* [ENTRIES SHOWN]
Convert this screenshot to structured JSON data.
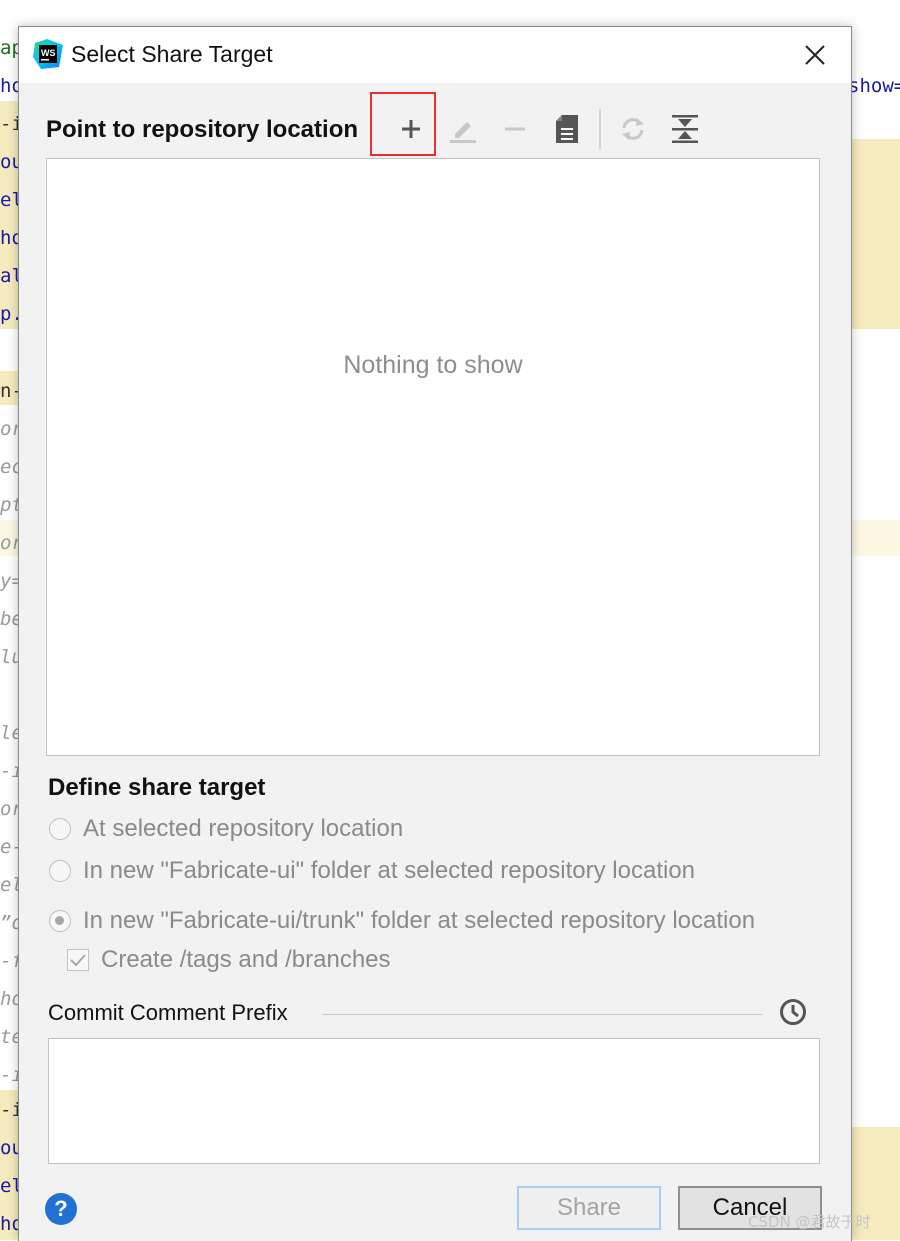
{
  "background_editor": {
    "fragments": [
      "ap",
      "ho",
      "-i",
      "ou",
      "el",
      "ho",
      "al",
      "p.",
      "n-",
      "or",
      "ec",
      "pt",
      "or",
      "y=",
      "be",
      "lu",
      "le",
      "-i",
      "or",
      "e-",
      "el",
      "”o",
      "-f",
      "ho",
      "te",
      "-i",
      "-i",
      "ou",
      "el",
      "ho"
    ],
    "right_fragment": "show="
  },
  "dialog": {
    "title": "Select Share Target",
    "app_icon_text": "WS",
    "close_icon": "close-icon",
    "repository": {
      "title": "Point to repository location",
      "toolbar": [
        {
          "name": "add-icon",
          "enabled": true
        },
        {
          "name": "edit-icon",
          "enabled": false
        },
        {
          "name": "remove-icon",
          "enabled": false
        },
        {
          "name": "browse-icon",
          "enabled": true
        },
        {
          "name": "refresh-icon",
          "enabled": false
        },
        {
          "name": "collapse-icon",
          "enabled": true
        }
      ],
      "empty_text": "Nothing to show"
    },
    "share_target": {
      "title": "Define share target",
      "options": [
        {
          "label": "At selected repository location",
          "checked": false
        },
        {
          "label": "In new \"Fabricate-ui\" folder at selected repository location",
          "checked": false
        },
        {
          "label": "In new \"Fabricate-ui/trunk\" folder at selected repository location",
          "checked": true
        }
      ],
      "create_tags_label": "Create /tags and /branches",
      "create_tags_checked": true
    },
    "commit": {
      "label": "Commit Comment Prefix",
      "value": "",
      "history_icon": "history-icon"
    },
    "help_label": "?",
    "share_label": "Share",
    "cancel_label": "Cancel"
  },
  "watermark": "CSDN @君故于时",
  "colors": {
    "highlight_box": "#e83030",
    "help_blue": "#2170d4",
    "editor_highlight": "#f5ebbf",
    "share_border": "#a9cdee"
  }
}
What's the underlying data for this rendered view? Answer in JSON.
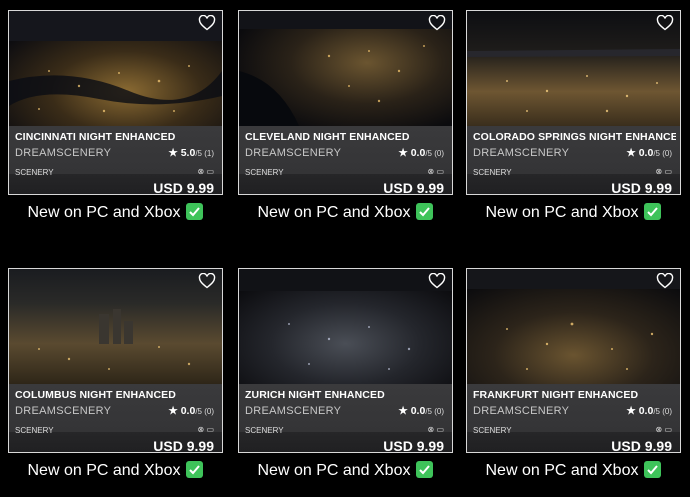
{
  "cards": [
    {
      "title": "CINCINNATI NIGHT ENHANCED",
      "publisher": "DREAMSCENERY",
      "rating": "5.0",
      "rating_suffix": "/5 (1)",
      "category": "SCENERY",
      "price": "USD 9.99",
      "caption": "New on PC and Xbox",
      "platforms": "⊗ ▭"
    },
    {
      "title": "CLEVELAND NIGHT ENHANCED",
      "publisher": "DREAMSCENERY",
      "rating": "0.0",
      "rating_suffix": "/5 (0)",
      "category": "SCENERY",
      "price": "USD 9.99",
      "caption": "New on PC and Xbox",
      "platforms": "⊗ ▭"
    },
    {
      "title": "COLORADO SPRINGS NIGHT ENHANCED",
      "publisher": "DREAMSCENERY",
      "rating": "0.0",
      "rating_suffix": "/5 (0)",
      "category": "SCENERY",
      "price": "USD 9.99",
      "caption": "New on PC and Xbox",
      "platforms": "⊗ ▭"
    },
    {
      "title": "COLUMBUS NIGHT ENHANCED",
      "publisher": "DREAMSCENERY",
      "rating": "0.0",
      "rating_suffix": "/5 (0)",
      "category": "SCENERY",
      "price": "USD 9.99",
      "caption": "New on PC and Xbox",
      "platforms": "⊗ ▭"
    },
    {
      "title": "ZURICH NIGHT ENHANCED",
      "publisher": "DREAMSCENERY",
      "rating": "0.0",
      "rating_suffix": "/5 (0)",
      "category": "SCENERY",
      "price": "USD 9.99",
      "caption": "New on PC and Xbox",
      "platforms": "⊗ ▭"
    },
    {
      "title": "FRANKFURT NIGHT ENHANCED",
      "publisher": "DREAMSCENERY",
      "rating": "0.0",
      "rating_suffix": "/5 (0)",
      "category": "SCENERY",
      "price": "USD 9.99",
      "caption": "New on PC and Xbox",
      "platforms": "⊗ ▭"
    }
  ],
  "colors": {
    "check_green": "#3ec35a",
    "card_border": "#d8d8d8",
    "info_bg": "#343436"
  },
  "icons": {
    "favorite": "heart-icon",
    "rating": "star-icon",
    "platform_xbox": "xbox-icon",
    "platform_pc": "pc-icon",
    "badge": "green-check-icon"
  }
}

* [WRITTEN TASK]
The lines to collect are those holding the string "repository"; copy them all.

* [ANSWER FOR THE TASK]
    "repository": {
      "title": "Point to repository location",
          "label": "At selected repository location",
          "label": "In new \"Fabricate-ui\" folder at selected repository location",
          "label": "In new \"Fabricate-ui/trunk\" folder at selected repository location",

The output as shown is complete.